» **RECORD EXCERPTS**
* * * * *
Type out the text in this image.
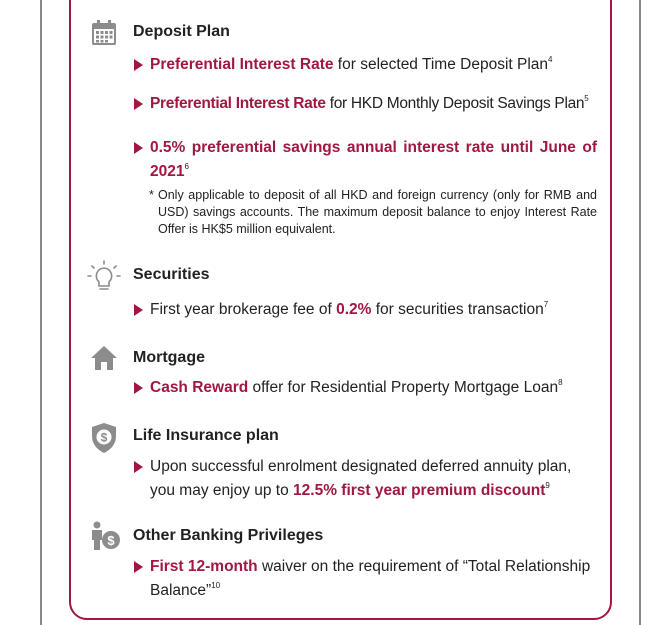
Deposit Plan
Preferential Interest Rate for selected Time Deposit Plan$^4$
Preferential Interest Rate for HKD Monthly Deposit Savings Plan$^5$
0.5% preferential savings annual interest rate until June of 2021$^6$
* Only applicable to deposit of all HKD and foreign currency (only for RMB and USD) savings accounts. The maximum deposit balance to enjoy Interest Rate Offer is HK$5 million equivalent.
Securities
First year brokerage fee of 0.2% for securities transaction$^7$
Mortgage
Cash Reward offer for Residential Property Mortgage Loan$^8$
$ Life Insurance plan
Upon successful enrolment designated deferred annuity plan, you may enjoy up to 12.5% first year premium discount$^9$
$ Other Banking Privileges
First 12-month waiver on the requirement of “Total Relationship Balance”$^{10}$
* * * * *
» **WRITTEN PROBLEM**
Omit every picture while copying the listing above exactly.

» **SOLUTION FOR THIS PROBLEM**
Type out the text in this image.
Deposit Plan
Preferential Interest Rate for selected Time Deposit Plan$^4$
Preferential Interest Rate for HKD Monthly Deposit Savings Plan$^5$
0.5% preferential savings annual interest rate until June of 2021$^6$
* Only applicable to deposit of all HKD and foreign currency (only for RMB and USD) savings accounts. The maximum deposit balance to enjoy Interest Rate Offer is HK$5 million equivalent.
Securities
First year brokerage fee of 0.2% for securities transaction$^7$
Mortgage
Cash Reward offer for Residential Property Mortgage Loan$^8$
$ Life Insurance plan
Upon successful enrolment designated deferred annuity plan, you may enjoy up to 12.5% first year premium discount$^9$
$ Other Banking Privileges
First 12-month waiver on the requirement of “Total Relationship Balance”$^{10}$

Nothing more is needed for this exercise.